● Directions for this task: Gather up all lines that carry the word "Hazretlerinin".

[Saved data entries]
<<<<

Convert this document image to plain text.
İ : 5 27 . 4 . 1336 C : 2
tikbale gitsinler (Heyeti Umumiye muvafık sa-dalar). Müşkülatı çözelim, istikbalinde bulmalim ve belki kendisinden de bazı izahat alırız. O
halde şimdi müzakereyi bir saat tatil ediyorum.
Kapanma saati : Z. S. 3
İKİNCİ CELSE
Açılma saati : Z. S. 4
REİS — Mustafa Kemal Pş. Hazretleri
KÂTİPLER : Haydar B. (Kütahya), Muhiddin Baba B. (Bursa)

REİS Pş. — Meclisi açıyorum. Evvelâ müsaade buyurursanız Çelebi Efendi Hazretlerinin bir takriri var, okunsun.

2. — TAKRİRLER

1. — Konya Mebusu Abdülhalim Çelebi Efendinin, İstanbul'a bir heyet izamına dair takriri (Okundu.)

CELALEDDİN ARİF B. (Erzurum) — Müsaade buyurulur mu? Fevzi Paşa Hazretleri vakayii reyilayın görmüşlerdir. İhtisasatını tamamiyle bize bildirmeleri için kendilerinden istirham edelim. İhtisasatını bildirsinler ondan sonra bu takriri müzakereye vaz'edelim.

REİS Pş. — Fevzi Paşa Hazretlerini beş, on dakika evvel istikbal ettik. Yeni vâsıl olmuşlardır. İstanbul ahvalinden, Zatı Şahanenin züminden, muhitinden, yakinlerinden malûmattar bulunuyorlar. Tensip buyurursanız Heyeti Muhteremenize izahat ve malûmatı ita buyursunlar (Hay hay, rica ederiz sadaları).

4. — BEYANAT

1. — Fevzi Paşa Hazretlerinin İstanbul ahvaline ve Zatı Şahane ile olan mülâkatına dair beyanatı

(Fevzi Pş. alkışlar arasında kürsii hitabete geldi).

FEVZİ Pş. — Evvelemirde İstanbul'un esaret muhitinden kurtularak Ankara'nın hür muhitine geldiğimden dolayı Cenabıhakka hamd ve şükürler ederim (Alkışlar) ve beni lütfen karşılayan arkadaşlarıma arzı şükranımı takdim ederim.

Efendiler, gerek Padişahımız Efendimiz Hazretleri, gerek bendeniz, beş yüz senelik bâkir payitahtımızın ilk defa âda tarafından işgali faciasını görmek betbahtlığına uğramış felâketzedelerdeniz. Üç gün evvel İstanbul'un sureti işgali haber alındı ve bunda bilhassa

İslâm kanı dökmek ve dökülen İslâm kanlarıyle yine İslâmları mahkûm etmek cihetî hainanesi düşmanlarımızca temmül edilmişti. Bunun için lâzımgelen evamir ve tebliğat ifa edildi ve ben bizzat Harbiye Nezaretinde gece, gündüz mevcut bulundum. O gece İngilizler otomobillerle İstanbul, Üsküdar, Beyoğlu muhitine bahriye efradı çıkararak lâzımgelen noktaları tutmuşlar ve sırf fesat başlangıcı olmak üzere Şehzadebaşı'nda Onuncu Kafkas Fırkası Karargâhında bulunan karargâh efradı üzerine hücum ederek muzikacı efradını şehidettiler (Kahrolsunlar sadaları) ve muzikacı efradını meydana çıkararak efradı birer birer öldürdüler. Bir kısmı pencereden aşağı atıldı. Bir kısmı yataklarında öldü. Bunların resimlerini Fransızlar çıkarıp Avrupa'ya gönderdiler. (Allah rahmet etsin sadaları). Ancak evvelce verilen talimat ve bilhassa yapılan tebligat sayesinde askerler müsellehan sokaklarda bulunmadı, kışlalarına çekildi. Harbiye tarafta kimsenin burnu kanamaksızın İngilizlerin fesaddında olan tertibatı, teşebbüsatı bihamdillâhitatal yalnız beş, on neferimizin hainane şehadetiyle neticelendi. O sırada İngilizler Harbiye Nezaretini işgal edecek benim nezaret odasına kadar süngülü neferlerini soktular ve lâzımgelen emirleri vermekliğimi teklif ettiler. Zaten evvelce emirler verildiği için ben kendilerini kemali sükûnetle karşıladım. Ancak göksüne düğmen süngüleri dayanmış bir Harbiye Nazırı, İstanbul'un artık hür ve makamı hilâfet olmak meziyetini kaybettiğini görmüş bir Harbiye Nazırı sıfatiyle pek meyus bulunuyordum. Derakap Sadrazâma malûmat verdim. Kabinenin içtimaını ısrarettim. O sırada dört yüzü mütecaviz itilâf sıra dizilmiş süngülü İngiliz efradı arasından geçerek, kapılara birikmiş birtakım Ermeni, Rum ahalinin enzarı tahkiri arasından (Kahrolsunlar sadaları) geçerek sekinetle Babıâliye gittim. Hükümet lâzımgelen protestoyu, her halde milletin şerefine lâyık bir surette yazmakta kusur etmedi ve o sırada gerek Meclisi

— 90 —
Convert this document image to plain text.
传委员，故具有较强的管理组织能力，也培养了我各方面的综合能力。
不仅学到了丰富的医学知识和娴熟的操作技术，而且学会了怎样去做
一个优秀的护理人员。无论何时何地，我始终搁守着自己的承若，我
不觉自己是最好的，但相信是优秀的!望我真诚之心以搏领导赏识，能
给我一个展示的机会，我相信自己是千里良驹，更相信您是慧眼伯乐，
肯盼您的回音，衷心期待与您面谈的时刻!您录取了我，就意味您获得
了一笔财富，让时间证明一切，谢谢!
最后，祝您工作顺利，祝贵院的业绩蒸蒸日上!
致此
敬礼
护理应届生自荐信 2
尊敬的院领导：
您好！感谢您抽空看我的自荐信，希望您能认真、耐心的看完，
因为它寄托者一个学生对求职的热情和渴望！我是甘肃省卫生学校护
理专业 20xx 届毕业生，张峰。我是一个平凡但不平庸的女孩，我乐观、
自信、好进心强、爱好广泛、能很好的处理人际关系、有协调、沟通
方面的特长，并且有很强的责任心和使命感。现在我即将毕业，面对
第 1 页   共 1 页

>>>>

● Answer to the exercise:
REİS Pş. — Meclisi açıyorum. Evvelâ müsaade buyurursanız Çelebi Efendi Hazretlerinin bir takriri var, okunsun.
1. — Fevzi Paşa Hazretlerinin İstanbul ahvaline ve Zatı Şahane ile olan mülâkatına dair beyanatı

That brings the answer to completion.